**Stored dataset items:**
<<<<

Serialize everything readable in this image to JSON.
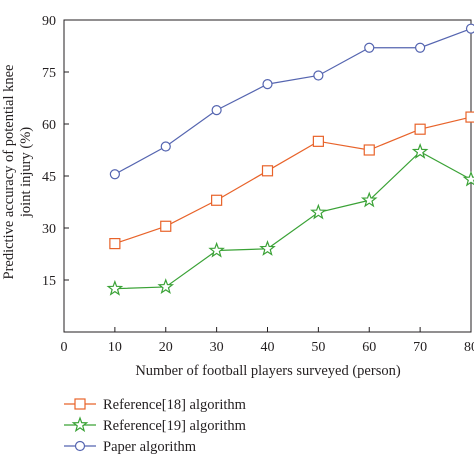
{
  "chart_data": {
    "type": "line",
    "xlabel": "Number of football players surveyed (person)",
    "ylabel_lines": [
      "Predictive accuracy of potential knee",
      "joint injury (%)"
    ],
    "xlim": [
      0,
      80
    ],
    "ylim": [
      0,
      90
    ],
    "x_ticks": [
      0,
      10,
      20,
      30,
      40,
      50,
      60,
      70,
      80
    ],
    "x_tick_labels": [
      "0",
      "10",
      "20",
      "30",
      "40",
      "50",
      "60",
      "70",
      "80"
    ],
    "y_ticks": [
      15,
      30,
      45,
      60,
      75,
      90
    ],
    "y_tick_labels": [
      "15",
      "30",
      "45",
      "60",
      "75",
      "90"
    ],
    "grid": false,
    "legend_position": "bottom-left, below plot",
    "x": [
      10,
      20,
      30,
      40,
      50,
      60,
      70,
      80
    ],
    "series": [
      {
        "name": "Reference[18] algorithm",
        "marker": "square",
        "color": "#e8632a",
        "values": [
          25.5,
          30.5,
          38.0,
          46.5,
          55.0,
          52.5,
          58.5,
          62.0
        ]
      },
      {
        "name": "Reference[19] algorithm",
        "marker": "star",
        "color": "#3aa236",
        "values": [
          12.5,
          13.0,
          23.5,
          24.0,
          34.5,
          38.0,
          52.0,
          44.0
        ]
      },
      {
        "name": "Paper algorithm",
        "marker": "circle",
        "color": "#5565b0",
        "values": [
          45.5,
          53.5,
          64.0,
          71.5,
          74.0,
          82.0,
          82.0,
          87.5
        ]
      }
    ]
  }
}
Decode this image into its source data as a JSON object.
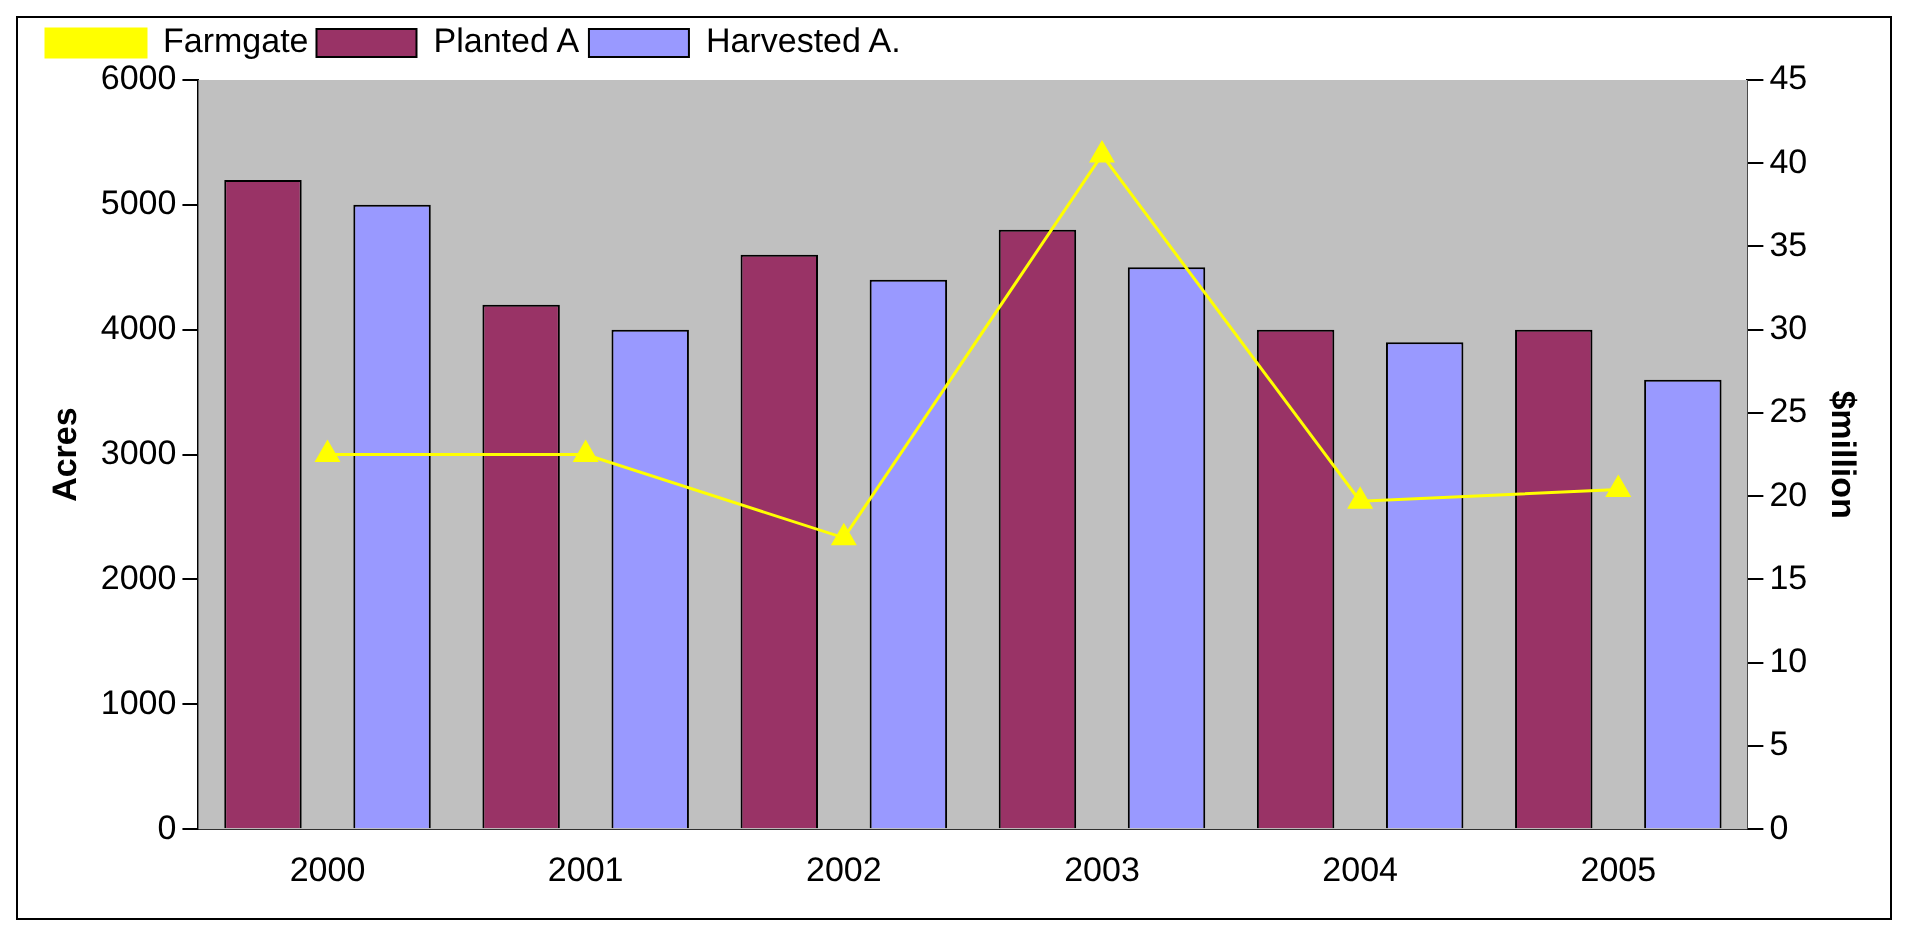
{
  "chart_data": {
    "type": "bar",
    "xlabel": null,
    "ylabel": "Acres",
    "y2label": "$million",
    "categories": [
      "2000",
      "2001",
      "2002",
      "2003",
      "2004",
      "2005"
    ],
    "series": [
      {
        "name": "Planted A",
        "color": "#993366",
        "values": [
          5200,
          4200,
          4600,
          4800,
          4000,
          4000
        ]
      },
      {
        "name": "Harvested A.",
        "color": "#9999ff",
        "values": [
          5000,
          4000,
          4400,
          4500,
          3900,
          3600
        ]
      },
      {
        "name": "Farmgate",
        "type": "line",
        "axis": "y2",
        "color": "#ffff00",
        "values": [
          22.5,
          22.5,
          17.5,
          40.5,
          19.7,
          20.4
        ]
      }
    ],
    "ylim": [
      0,
      6000
    ],
    "yticks": [
      0,
      1000,
      2000,
      3000,
      4000,
      5000,
      6000
    ],
    "y2lim": [
      0,
      45
    ],
    "y2ticks": [
      0,
      5,
      10,
      15,
      20,
      25,
      30,
      35,
      40,
      45
    ],
    "grid": false,
    "legend": "top",
    "marker": "triangle"
  }
}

>>>>

**JOB:**
Where does the word "Reference" appear in the listing? List each line that holds it.

**WRITTEN RESPONSE:**
        "name": "Reference[18] algorithm",
        "name": "Reference[19] algorithm",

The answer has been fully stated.